> GOAL OF THE EXERCISE: From the entries below, pull out each line where "links" appears.

═══ INFORMATION PROVIDED

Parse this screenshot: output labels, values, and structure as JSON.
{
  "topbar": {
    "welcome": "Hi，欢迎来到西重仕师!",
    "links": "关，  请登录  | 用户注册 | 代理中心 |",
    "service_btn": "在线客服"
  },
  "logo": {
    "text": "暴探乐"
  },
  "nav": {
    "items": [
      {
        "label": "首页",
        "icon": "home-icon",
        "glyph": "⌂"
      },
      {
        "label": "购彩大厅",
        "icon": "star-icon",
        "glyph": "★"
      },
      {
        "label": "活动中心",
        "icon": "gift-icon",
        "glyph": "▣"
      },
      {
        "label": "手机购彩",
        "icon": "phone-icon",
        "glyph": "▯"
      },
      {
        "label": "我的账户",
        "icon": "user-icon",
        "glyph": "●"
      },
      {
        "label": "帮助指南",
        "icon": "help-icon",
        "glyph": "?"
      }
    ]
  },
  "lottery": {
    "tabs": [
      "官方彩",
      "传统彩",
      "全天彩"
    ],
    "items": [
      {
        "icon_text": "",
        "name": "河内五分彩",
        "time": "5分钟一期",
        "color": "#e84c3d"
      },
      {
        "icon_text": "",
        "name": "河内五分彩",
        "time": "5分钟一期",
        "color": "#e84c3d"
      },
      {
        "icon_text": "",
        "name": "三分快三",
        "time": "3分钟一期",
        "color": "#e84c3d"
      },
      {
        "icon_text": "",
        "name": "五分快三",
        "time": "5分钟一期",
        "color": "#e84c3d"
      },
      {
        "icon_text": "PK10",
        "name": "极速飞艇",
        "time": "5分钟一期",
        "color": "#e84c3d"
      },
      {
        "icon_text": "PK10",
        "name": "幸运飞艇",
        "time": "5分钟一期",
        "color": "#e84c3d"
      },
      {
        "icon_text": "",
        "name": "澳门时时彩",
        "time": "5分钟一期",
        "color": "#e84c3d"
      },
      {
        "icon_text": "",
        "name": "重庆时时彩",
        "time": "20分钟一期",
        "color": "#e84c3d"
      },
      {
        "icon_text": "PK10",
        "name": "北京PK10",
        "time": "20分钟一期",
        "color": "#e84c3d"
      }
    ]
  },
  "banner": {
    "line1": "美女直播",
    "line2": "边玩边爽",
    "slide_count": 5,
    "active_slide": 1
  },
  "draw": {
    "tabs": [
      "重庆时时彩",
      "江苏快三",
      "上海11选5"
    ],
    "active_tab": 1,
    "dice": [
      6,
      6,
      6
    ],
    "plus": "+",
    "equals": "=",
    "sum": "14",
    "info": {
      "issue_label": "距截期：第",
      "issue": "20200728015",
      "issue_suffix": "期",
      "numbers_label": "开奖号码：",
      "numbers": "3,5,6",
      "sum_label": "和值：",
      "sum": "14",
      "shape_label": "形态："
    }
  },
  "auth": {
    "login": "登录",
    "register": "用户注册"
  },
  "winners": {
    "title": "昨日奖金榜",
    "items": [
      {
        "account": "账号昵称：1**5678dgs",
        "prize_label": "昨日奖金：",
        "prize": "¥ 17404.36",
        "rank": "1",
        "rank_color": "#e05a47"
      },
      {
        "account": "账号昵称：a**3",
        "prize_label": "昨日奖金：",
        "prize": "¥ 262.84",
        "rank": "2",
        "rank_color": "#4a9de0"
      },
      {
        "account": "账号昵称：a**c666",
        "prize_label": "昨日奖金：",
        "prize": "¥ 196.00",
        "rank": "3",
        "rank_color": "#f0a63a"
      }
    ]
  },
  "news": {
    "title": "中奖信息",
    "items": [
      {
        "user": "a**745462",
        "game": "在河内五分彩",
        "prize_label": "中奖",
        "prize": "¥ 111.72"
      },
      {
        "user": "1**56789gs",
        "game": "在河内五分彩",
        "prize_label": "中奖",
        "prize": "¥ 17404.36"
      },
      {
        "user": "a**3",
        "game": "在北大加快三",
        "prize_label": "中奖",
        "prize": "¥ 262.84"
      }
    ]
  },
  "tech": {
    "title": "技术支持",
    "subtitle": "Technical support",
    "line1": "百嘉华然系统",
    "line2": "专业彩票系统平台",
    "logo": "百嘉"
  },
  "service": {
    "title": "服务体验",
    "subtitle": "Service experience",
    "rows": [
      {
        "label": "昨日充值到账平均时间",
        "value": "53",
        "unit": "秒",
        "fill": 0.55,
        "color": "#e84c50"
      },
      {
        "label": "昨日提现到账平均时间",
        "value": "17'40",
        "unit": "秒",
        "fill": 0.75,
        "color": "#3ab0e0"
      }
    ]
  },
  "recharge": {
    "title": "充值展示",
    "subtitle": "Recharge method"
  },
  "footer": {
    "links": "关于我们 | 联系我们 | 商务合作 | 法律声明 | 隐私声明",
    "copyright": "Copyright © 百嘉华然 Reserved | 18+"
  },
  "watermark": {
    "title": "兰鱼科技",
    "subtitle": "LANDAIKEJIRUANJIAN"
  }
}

══════

> THE REPLY:
    "links": "关，  请登录  | 用户注册 | 代理中心 |",
    "links": "关于我们 | 联系我们 | 商务合作 | 法律声明 | 隐私声明",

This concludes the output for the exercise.